>> start

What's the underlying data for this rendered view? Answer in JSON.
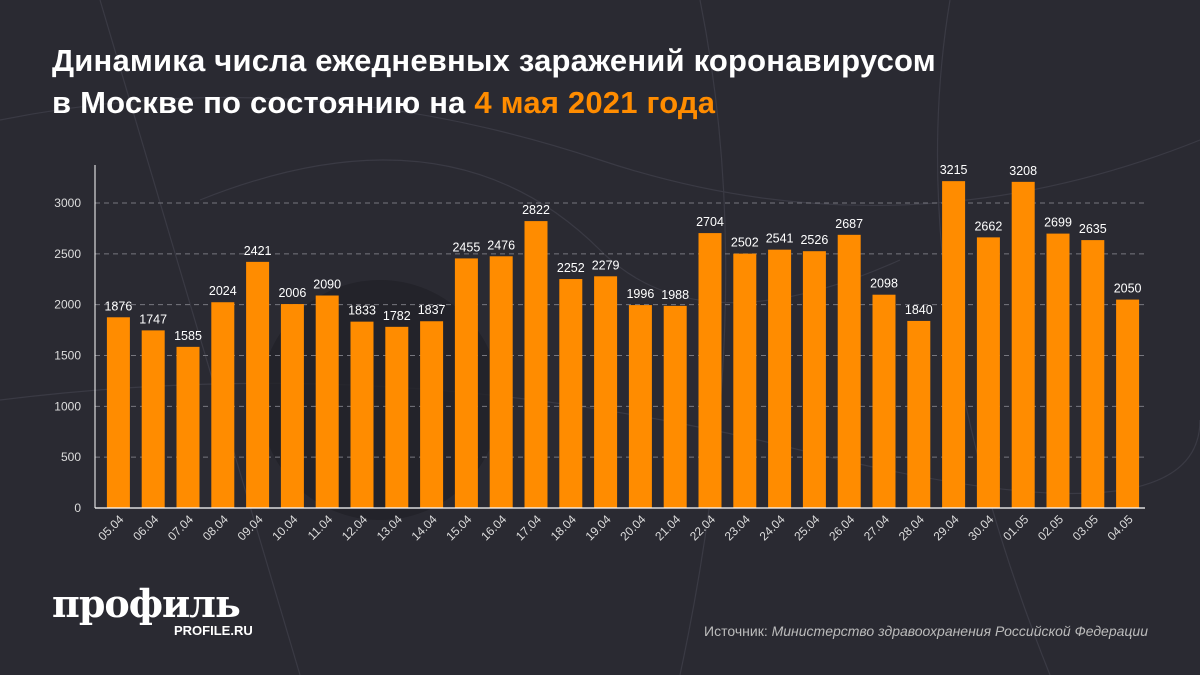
{
  "title": {
    "line1": "Динамика числа ежедневных заражений коронавирусом",
    "line2_prefix": "в Москве по состоянию на ",
    "line2_accent": "4 мая 2021 года"
  },
  "logo": {
    "main": "профиль",
    "sub": "PROFILE.RU"
  },
  "source": {
    "label": "Источник: ",
    "value": "Министерство здравоохранения Российской Федерации"
  },
  "colors": {
    "bar": "#ff8c00",
    "background": "#2a2a32",
    "accent": "#ff8c00"
  },
  "chart_data": {
    "type": "bar",
    "title": "Динамика числа ежедневных заражений коронавирусом в Москве по состоянию на 4 мая 2021 года",
    "xlabel": "",
    "ylabel": "",
    "ylim": [
      0,
      3300
    ],
    "yticks": [
      0,
      500,
      1000,
      1500,
      2000,
      2500,
      3000
    ],
    "grid": true,
    "categories": [
      "05.04",
      "06.04",
      "07.04",
      "08.04",
      "09.04",
      "10.04",
      "11.04",
      "12.04",
      "13.04",
      "14.04",
      "15.04",
      "16.04",
      "17.04",
      "18.04",
      "19.04",
      "20.04",
      "21.04",
      "22.04",
      "23.04",
      "24.04",
      "25.04",
      "26.04",
      "27.04",
      "28.04",
      "29.04",
      "30.04",
      "01.05",
      "02.05",
      "03.05",
      "04.05"
    ],
    "values": [
      1876,
      1747,
      1585,
      2024,
      2421,
      2006,
      2090,
      1833,
      1782,
      1837,
      2455,
      2476,
      2822,
      2252,
      2279,
      1996,
      1988,
      2704,
      2502,
      2541,
      2526,
      2687,
      2098,
      1840,
      3215,
      2662,
      3208,
      2699,
      2635,
      2050
    ]
  }
}
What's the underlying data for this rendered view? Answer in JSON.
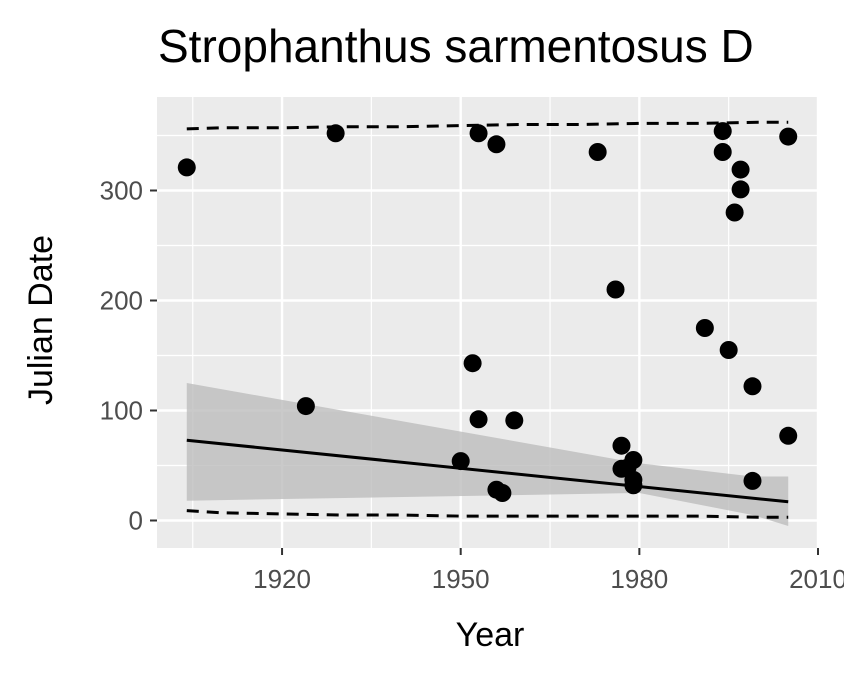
{
  "chart_data": {
    "type": "scatter",
    "title": "Strophanthus sarmentosus D",
    "xlabel": "Year",
    "ylabel": "Julian Date",
    "xlim": [
      1899,
      2010
    ],
    "ylim": [
      -25,
      385
    ],
    "x_ticks": [
      1920,
      1950,
      1980,
      2010
    ],
    "x_tick_labels": [
      "1920",
      "1950",
      "1980",
      "2010"
    ],
    "y_ticks": [
      0,
      100,
      200,
      300
    ],
    "y_tick_labels": [
      "0",
      "100",
      "200",
      "300"
    ],
    "grid": true,
    "points": [
      {
        "x": 1904,
        "y": 321
      },
      {
        "x": 1924,
        "y": 104
      },
      {
        "x": 1929,
        "y": 352
      },
      {
        "x": 1950,
        "y": 54
      },
      {
        "x": 1952,
        "y": 143
      },
      {
        "x": 1953,
        "y": 92
      },
      {
        "x": 1953,
        "y": 352
      },
      {
        "x": 1956,
        "y": 342
      },
      {
        "x": 1956,
        "y": 28
      },
      {
        "x": 1957,
        "y": 25
      },
      {
        "x": 1959,
        "y": 91
      },
      {
        "x": 1973,
        "y": 335
      },
      {
        "x": 1976,
        "y": 210
      },
      {
        "x": 1977,
        "y": 68
      },
      {
        "x": 1977,
        "y": 47
      },
      {
        "x": 1978,
        "y": 48
      },
      {
        "x": 1979,
        "y": 55
      },
      {
        "x": 1979,
        "y": 37
      },
      {
        "x": 1979,
        "y": 32
      },
      {
        "x": 1991,
        "y": 175
      },
      {
        "x": 1994,
        "y": 354
      },
      {
        "x": 1994,
        "y": 335
      },
      {
        "x": 1995,
        "y": 155
      },
      {
        "x": 1996,
        "y": 280
      },
      {
        "x": 1997,
        "y": 319
      },
      {
        "x": 1997,
        "y": 301
      },
      {
        "x": 1999,
        "y": 122
      },
      {
        "x": 1999,
        "y": 36
      },
      {
        "x": 2005,
        "y": 349
      },
      {
        "x": 2005,
        "y": 77
      }
    ],
    "trend_line": {
      "x": [
        1904,
        2005
      ],
      "y": [
        73,
        17
      ]
    },
    "confidence_band": {
      "x": [
        1904,
        1980,
        1999,
        2005
      ],
      "upper": [
        125,
        52,
        40,
        40
      ],
      "lower": [
        18,
        25,
        5,
        -5
      ]
    },
    "upper_dashed": {
      "x": [
        1904,
        1910,
        1920,
        1930,
        1940,
        1950,
        1960,
        1970,
        1980,
        1990,
        2000,
        2005
      ],
      "y": [
        356,
        357,
        357,
        358,
        358,
        359,
        360,
        360,
        361,
        361,
        362,
        362
      ]
    },
    "lower_dashed": {
      "x": [
        1904,
        1910,
        1920,
        1930,
        1940,
        1950,
        1960,
        1970,
        1980,
        1990,
        2000,
        2005
      ],
      "y": [
        9,
        7,
        6,
        5,
        5,
        4,
        4,
        4,
        4,
        4,
        3,
        3
      ]
    },
    "colors": {
      "panel": "#ebebeb",
      "grid": "#ffffff",
      "points": "#000000",
      "trend": "#000000",
      "band": "#bdbdbd"
    }
  }
}
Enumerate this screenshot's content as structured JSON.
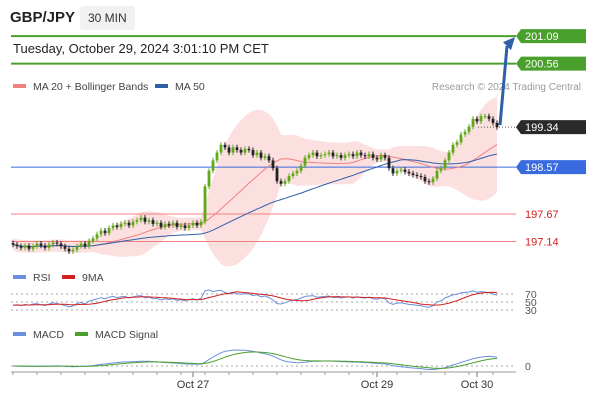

>> end

TASK GOAL:
Where a line holds the string "коронавирусом", copy that line.

IN RESPONSE:
    "line1": "Динамика числа ежедневных заражений коронавирусом",
    "title": "Динамика числа ежедневных заражений коронавирусом в Москве по состоянию на 4 мая 2021 года",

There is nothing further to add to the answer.